··· Provided records

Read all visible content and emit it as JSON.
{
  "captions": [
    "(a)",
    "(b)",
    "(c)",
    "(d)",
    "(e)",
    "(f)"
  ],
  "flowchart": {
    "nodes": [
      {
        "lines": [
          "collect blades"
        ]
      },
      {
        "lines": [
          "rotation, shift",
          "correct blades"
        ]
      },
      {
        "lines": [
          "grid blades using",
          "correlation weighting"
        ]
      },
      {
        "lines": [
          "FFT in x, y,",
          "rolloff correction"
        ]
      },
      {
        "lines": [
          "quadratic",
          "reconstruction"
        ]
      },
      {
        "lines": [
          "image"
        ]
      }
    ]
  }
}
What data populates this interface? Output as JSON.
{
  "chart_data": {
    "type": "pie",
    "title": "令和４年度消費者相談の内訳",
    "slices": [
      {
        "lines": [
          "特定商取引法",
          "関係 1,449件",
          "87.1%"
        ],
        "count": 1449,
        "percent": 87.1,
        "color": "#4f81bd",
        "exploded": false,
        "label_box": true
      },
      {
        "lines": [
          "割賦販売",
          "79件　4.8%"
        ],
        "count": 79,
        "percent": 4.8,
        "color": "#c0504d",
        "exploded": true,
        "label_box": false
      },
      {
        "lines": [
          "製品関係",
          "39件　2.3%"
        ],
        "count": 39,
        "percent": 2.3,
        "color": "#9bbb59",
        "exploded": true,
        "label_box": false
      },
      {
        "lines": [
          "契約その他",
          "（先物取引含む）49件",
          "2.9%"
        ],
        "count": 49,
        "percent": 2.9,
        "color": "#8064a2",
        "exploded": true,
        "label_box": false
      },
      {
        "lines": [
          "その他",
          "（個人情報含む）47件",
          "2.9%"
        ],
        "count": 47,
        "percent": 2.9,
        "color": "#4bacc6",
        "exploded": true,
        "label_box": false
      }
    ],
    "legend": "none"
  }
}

······

* [Problem description]: Each entry above is to be quoted exactly.

* [Complete response]:
Read all visible content and emit it as JSON.
{
  "captions": [
    "(a)",
    "(b)",
    "(c)",
    "(d)",
    "(e)",
    "(f)"
  ],
  "flowchart": {
    "nodes": [
      {
        "lines": [
          "collect blades"
        ]
      },
      {
        "lines": [
          "rotation, shift",
          "correct blades"
        ]
      },
      {
        "lines": [
          "grid blades using",
          "correlation weighting"
        ]
      },
      {
        "lines": [
          "FFT in x, y,",
          "rolloff correction"
        ]
      },
      {
        "lines": [
          "quadratic",
          "reconstruction"
        ]
      },
      {
        "lines": [
          "image"
        ]
      }
    ]
  }
}
What data populates this interface? Output as JSON.
{
  "chart_data": {
    "type": "pie",
    "title": "令和４年度消費者相談の内訳",
    "slices": [
      {
        "lines": [
          "特定商取引法",
          "関係 1,449件",
          "87.1%"
        ],
        "count": 1449,
        "percent": 87.1,
        "color": "#4f81bd",
        "exploded": false,
        "label_box": true
      },
      {
        "lines": [
          "割賦販売",
          "79件　4.8%"
        ],
        "count": 79,
        "percent": 4.8,
        "color": "#c0504d",
        "exploded": true,
        "label_box": false
      },
      {
        "lines": [
          "製品関係",
          "39件　2.3%"
        ],
        "count": 39,
        "percent": 2.3,
        "color": "#9bbb59",
        "exploded": true,
        "label_box": false
      },
      {
        "lines": [
          "契約その他",
          "（先物取引含む）49件",
          "2.9%"
        ],
        "count": 49,
        "percent": 2.9,
        "color": "#8064a2",
        "exploded": true,
        "label_box": false
      },
      {
        "lines": [
          "その他",
          "（個人情報含む）47件",
          "2.9%"
        ],
        "count": 47,
        "percent": 2.9,
        "color": "#4bacc6",
        "exploded": true,
        "label_box": false
      }
    ],
    "legend": "none"
  }
}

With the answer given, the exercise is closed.